▶ _TASK DETAILS_: Lines holding the string "page" are the ones to copy; find them all in the data.

##### SUPPLIED DATA

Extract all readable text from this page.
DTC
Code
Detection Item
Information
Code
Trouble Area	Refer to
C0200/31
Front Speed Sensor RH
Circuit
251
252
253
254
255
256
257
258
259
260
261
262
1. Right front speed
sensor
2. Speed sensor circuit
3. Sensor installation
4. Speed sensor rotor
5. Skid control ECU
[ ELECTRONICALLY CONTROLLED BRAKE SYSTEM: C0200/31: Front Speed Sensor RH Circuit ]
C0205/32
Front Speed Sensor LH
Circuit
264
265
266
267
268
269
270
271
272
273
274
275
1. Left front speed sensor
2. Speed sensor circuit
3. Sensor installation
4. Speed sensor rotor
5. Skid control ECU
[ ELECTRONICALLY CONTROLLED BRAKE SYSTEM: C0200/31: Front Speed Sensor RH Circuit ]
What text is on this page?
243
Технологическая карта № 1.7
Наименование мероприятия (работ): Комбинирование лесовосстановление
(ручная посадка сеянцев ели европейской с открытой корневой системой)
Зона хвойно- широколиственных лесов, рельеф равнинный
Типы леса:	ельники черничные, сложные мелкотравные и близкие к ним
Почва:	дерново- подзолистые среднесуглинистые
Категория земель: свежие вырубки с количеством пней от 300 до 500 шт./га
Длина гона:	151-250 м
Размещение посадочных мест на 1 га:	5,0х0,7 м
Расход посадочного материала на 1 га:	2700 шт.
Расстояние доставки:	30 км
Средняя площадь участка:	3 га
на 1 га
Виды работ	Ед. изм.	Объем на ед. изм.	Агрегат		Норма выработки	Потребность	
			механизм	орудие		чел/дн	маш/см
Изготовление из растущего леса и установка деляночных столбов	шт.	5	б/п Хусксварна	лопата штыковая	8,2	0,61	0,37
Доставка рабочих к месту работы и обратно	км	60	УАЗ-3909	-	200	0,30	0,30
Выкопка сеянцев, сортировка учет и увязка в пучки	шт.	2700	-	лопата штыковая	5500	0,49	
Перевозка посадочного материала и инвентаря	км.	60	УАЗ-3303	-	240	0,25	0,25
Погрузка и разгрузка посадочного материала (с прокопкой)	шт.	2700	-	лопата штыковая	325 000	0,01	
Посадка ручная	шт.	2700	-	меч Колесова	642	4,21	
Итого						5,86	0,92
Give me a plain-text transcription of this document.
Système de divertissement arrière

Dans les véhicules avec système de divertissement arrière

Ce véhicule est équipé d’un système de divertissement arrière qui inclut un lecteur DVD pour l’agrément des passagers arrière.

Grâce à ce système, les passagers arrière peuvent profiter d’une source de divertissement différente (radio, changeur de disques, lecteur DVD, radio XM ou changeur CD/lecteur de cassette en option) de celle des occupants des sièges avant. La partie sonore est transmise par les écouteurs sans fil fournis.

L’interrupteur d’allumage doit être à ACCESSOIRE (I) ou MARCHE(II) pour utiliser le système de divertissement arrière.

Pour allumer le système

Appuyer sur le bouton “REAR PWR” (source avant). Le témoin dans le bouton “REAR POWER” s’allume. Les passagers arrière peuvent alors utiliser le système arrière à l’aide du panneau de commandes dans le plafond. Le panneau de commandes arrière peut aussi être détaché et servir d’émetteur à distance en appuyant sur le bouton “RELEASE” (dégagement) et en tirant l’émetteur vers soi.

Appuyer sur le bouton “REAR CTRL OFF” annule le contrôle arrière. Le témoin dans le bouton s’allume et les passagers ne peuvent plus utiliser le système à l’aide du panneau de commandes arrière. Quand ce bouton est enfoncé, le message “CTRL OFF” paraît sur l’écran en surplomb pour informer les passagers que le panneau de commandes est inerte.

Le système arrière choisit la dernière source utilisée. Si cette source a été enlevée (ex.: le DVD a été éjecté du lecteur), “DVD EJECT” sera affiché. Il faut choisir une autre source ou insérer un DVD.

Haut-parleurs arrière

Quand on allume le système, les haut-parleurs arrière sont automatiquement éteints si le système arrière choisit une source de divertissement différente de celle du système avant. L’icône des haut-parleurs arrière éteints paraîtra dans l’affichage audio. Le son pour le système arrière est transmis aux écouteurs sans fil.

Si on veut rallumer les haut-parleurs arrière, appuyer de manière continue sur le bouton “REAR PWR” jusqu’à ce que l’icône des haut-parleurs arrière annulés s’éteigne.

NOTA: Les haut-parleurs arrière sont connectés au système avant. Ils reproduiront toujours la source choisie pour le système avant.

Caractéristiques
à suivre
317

##########

▶ _REPLY TO THE TASK_:
Extract all readable text from this page.
What text is on this page?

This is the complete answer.